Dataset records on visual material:
○ ○ ○ ○ ○ ○ ○
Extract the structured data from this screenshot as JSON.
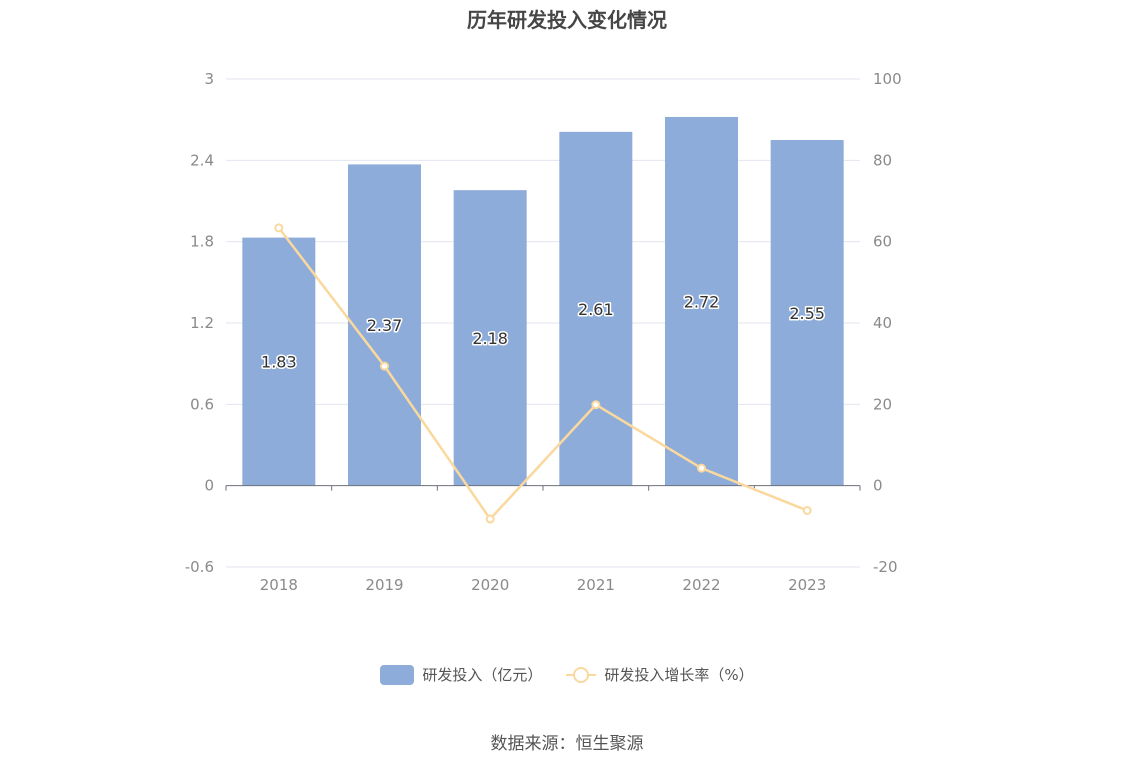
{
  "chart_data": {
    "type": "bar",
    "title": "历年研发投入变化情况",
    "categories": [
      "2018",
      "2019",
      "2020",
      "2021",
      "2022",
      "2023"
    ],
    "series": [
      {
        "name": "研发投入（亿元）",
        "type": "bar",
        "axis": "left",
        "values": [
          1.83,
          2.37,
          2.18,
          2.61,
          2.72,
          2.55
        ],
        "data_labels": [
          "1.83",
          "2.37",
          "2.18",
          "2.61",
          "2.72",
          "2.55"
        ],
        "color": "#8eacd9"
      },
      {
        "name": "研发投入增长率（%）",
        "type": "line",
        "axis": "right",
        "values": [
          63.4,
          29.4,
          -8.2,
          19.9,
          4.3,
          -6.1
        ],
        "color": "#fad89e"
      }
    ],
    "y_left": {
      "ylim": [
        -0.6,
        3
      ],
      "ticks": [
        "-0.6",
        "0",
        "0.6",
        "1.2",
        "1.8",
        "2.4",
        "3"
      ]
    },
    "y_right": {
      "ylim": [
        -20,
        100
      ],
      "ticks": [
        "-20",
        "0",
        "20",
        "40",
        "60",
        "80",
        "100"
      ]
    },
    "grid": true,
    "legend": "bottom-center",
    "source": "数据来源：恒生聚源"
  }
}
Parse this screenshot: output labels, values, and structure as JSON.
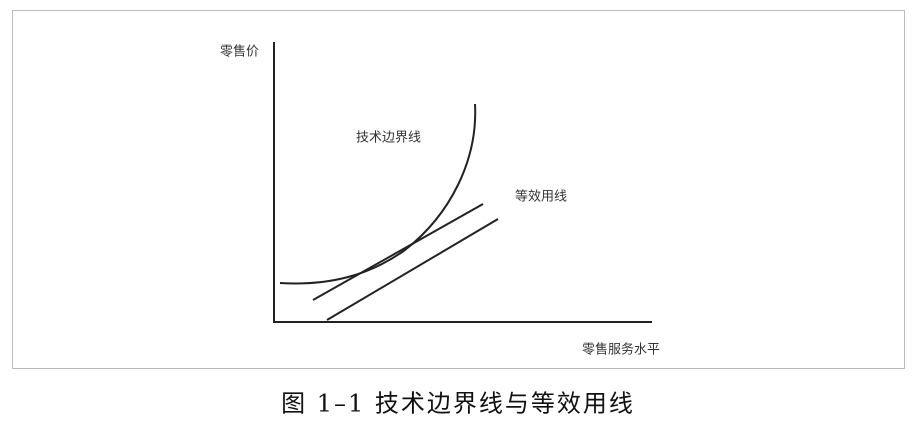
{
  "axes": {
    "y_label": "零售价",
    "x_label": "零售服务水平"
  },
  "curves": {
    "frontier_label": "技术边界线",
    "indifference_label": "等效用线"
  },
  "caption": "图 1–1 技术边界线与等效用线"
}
○ ○ ○ ○ ○ ○ ○
- [What you will do]:
Omit the pictures and please write out exactly the lines between the one containing "Parse this screenshot: output" and the last line of the entries, both included.

- [Finished answer]:
Parse this screenshot: output labels, values, and structure as JSON.
{
  "axes": {
    "y_label": "零售价",
    "x_label": "零售服务水平"
  },
  "curves": {
    "frontier_label": "技术边界线",
    "indifference_label": "等效用线"
  },
  "caption": "图 1–1 技术边界线与等效用线"
}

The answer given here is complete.